*** Stored records
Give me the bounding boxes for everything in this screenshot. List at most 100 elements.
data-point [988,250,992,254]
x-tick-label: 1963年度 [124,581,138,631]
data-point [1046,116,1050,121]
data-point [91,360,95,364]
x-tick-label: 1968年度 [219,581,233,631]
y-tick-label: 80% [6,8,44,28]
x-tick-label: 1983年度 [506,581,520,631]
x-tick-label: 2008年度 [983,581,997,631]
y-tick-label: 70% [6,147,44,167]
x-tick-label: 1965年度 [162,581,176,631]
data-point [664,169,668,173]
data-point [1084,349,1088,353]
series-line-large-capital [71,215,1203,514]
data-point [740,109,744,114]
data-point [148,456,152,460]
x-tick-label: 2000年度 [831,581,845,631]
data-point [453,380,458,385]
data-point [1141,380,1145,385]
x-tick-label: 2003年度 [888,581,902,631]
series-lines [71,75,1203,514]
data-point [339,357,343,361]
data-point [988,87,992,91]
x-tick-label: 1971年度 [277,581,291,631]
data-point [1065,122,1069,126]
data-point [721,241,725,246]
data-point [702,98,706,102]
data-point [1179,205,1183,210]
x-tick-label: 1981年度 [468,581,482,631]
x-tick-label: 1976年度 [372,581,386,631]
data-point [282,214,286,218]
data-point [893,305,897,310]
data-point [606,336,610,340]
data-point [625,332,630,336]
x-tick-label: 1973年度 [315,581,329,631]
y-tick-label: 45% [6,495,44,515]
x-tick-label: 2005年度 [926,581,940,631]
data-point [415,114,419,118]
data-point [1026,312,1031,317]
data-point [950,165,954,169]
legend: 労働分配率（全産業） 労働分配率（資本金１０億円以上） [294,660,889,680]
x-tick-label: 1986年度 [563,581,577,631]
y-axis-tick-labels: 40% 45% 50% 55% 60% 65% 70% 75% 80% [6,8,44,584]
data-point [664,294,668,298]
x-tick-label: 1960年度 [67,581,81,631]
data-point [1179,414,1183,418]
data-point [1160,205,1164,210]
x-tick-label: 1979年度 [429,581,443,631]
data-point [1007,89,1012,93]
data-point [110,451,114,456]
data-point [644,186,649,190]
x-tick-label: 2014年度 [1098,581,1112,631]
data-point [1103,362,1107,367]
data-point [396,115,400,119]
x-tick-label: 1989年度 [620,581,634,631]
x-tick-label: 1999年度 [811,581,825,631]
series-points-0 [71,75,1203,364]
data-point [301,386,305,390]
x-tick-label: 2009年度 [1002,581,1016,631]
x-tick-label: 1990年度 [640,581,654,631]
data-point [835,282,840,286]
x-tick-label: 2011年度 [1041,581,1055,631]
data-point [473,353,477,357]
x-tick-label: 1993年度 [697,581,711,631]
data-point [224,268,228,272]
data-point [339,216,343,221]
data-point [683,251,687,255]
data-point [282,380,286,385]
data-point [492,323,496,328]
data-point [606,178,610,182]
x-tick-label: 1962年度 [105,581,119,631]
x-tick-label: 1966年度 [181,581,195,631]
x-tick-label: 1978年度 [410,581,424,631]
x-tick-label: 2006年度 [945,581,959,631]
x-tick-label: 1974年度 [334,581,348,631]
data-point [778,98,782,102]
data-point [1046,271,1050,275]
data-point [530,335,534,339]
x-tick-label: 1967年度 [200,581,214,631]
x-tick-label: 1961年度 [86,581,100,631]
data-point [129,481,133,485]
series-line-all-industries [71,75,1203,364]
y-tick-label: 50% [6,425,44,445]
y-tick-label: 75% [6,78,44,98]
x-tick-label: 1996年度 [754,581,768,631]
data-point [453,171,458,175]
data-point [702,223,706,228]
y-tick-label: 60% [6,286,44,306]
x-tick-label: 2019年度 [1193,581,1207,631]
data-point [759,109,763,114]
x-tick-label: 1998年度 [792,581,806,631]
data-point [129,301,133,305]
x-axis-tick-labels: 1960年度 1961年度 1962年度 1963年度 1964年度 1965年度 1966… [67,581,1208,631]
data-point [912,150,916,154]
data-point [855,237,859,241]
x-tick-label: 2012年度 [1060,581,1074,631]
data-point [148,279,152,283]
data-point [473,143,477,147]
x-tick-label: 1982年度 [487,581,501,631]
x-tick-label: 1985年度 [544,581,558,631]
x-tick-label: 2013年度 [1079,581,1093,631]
******
■ Requirements:
Please copy every row above word for word, keeping the original order, and add nothing else.

■ Solution to the exercise:
Give me the bounding boxes for everything in this screenshot. List at most 100 elements.
data-point [988,250,992,254]
x-tick-label: 1963年度 [124,581,138,631]
data-point [1046,116,1050,121]
data-point [91,360,95,364]
x-tick-label: 1968年度 [219,581,233,631]
y-tick-label: 80% [6,8,44,28]
x-tick-label: 1983年度 [506,581,520,631]
x-tick-label: 2008年度 [983,581,997,631]
y-tick-label: 70% [6,147,44,167]
x-tick-label: 1965年度 [162,581,176,631]
data-point [664,169,668,173]
data-point [1084,349,1088,353]
series-line-large-capital [71,215,1203,514]
data-point [740,109,744,114]
data-point [148,456,152,460]
x-tick-label: 2000年度 [831,581,845,631]
data-point [453,380,458,385]
data-point [1141,380,1145,385]
x-tick-label: 2003年度 [888,581,902,631]
series-lines [71,75,1203,514]
data-point [339,357,343,361]
data-point [988,87,992,91]
x-tick-label: 1971年度 [277,581,291,631]
data-point [1065,122,1069,126]
data-point [721,241,725,246]
data-point [702,98,706,102]
data-point [1179,205,1183,210]
x-tick-label: 1981年度 [468,581,482,631]
x-tick-label: 1976年度 [372,581,386,631]
data-point [282,214,286,218]
data-point [893,305,897,310]
data-point [606,336,610,340]
data-point [625,332,630,336]
x-tick-label: 1973年度 [315,581,329,631]
y-tick-label: 45% [6,495,44,515]
x-tick-label: 2005年度 [926,581,940,631]
data-point [415,114,419,118]
data-point [1026,312,1031,317]
data-point [950,165,954,169]
legend: 労働分配率（全産業） 労働分配率（資本金１０億円以上） [294,660,889,680]
x-tick-label: 1986年度 [563,581,577,631]
y-axis-tick-labels: 40% 45% 50% 55% 60% 65% 70% 75% 80% [6,8,44,584]
data-point [664,294,668,298]
x-tick-label: 1960年度 [67,581,81,631]
data-point [1179,414,1183,418]
data-point [1160,205,1164,210]
x-tick-label: 1979年度 [429,581,443,631]
data-point [1007,89,1012,93]
data-point [110,451,114,456]
data-point [644,186,649,190]
x-tick-label: 2014年度 [1098,581,1112,631]
data-point [1103,362,1107,367]
data-point [396,115,400,119]
x-tick-label: 1989年度 [620,581,634,631]
x-tick-label: 1999年度 [811,581,825,631]
series-points-0 [71,75,1203,364]
data-point [301,386,305,390]
x-tick-label: 2009年度 [1002,581,1016,631]
x-tick-label: 1990年度 [640,581,654,631]
data-point [835,282,840,286]
x-tick-label: 2011年度 [1041,581,1055,631]
data-point [473,353,477,357]
x-tick-label: 1993年度 [697,581,711,631]
data-point [224,268,228,272]
data-point [339,216,343,221]
data-point [683,251,687,255]
data-point [282,380,286,385]
data-point [492,323,496,328]
data-point [606,178,610,182]
x-tick-label: 1962年度 [105,581,119,631]
x-tick-label: 1966年度 [181,581,195,631]
x-tick-label: 1978年度 [410,581,424,631]
x-tick-label: 2006年度 [945,581,959,631]
x-tick-label: 1974年度 [334,581,348,631]
data-point [778,98,782,102]
data-point [1046,271,1050,275]
data-point [530,335,534,339]
x-tick-label: 1967年度 [200,581,214,631]
x-tick-label: 1961年度 [86,581,100,631]
data-point [129,481,133,485]
series-line-all-industries [71,75,1203,364]
y-tick-label: 50% [6,425,44,445]
y-tick-label: 75% [6,78,44,98]
x-tick-label: 1996年度 [754,581,768,631]
data-point [453,171,458,175]
data-point [702,223,706,228]
y-tick-label: 60% [6,286,44,306]
x-tick-label: 2019年度 [1193,581,1207,631]
data-point [759,109,763,114]
x-tick-label: 1998年度 [792,581,806,631]
data-point [129,301,133,305]
x-axis-tick-labels: 1960年度 1961年度 1962年度 1963年度 1964年度 1965年度 1966… [67,581,1208,631]
data-point [912,150,916,154]
data-point [855,237,859,241]
x-tick-label: 2012年度 [1060,581,1074,631]
data-point [148,279,152,283]
data-point [473,143,477,147]
x-tick-label: 1982年度 [487,581,501,631]
x-tick-label: 1985年度 [544,581,558,631]
x-tick-label: 2013年度 [1079,581,1093,631]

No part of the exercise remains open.